[Recorded data]
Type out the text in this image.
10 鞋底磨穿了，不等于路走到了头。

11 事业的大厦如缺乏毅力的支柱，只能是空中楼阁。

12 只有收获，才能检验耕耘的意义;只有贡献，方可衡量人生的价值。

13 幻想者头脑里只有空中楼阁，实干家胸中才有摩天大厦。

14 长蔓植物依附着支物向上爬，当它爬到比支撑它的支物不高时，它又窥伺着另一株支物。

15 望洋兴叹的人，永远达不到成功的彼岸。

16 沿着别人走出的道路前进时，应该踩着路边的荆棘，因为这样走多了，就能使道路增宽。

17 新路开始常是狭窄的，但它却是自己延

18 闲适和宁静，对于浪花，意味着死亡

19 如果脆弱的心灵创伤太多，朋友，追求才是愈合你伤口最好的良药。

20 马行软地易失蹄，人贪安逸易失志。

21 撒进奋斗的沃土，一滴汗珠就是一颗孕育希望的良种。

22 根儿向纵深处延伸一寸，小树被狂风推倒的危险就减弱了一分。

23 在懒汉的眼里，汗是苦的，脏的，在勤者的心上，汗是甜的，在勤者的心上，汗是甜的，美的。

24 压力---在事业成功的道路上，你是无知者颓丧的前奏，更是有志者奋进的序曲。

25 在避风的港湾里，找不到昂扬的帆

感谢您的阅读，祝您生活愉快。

INSTRUCTIONS TO FOLLOW: Could you transcribe the records in full, exactly?

FULL ANSWER:
Type out the text in this image.
10 鞋底磨穿了，不等于路走到了头。

11 事业的大厦如缺乏毅力的支柱，只能是空中楼阁。

12 只有收获，才能检验耕耘的意义;只有贡献，方可衡量人生的价值。

13 幻想者头脑里只有空中楼阁，实干家胸中才有摩天大厦。

14 长蔓植物依附着支物向上爬，当它爬到比支撑它的支物不高时，它又窥伺着另一株支物。

15 望洋兴叹的人，永远达不到成功的彼岸。

16 沿着别人走出的道路前进时，应该踩着路边的荆棘，因为这样走多了，就能使道路增宽。

17 新路开始常是狭窄的，但它却是自己延

18 闲适和宁静，对于浪花，意味着死亡

19 如果脆弱的心灵创伤太多，朋友，追求才是愈合你伤口最好的良药。

20 马行软地易失蹄，人贪安逸易失志。

21 撒进奋斗的沃土，一滴汗珠就是一颗孕育希望的良种。

22 根儿向纵深处延伸一寸，小树被狂风推倒的危险就减弱了一分。

23 在懒汉的眼里，汗是苦的，脏的，在勤者的心上，汗是甜的，在勤者的心上，汗是甜的，美的。

24 压力---在事业成功的道路上，你是无知者颓丧的前奏，更是有志者奋进的序曲。

25 在避风的港湾里，找不到昂扬的帆

感谢您的阅读，祝您生活愉快。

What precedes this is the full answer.